**Written problem**
Repeat all of the material below exactly as written, images excluded.

**Input records**
════════

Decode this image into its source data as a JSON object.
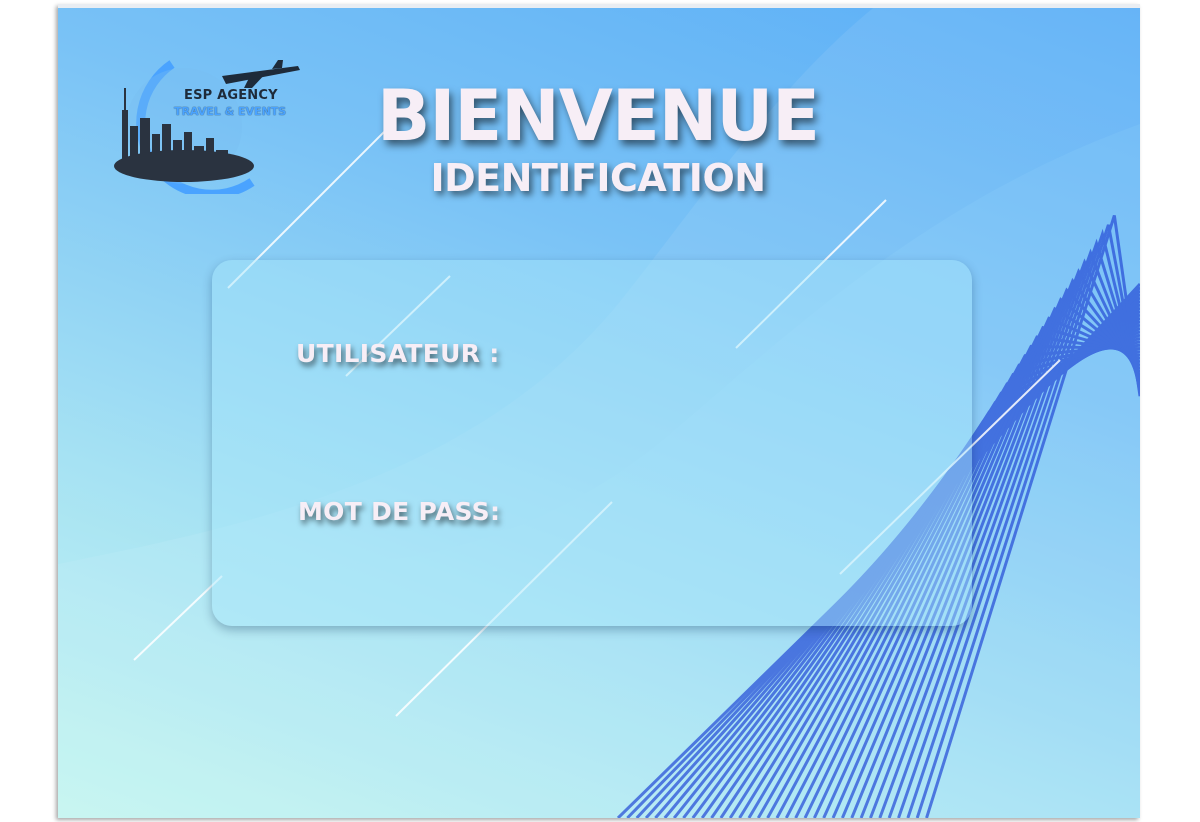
{
  "logo": {
    "title": "ESP AGENCY",
    "subtitle": "TRAVEL & EVENTS",
    "icons": [
      "city-skyline-icon",
      "airplane-icon"
    ]
  },
  "heading": {
    "title": "BIENVENUE",
    "subtitle": "IDENTIFICATION"
  },
  "form": {
    "username_label": "UTILISATEUR :",
    "username_value": "",
    "password_label": "MOT DE PASS:",
    "password_value": ""
  },
  "colors": {
    "background_top": "#5aaef7",
    "background_bottom": "#c8f7ef",
    "stripe": "#2b53d8",
    "text": "#f7eef6"
  }
}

════════

**Solution for this exercise**
Decode this image into its source data as a JSON object.
{
  "logo": {
    "title": "ESP AGENCY",
    "subtitle": "TRAVEL & EVENTS",
    "icons": [
      "city-skyline-icon",
      "airplane-icon"
    ]
  },
  "heading": {
    "title": "BIENVENUE",
    "subtitle": "IDENTIFICATION"
  },
  "form": {
    "username_label": "UTILISATEUR :",
    "username_value": "",
    "password_label": "MOT DE PASS:",
    "password_value": ""
  },
  "colors": {
    "background_top": "#5aaef7",
    "background_bottom": "#c8f7ef",
    "stripe": "#2b53d8",
    "text": "#f7eef6"
  }
}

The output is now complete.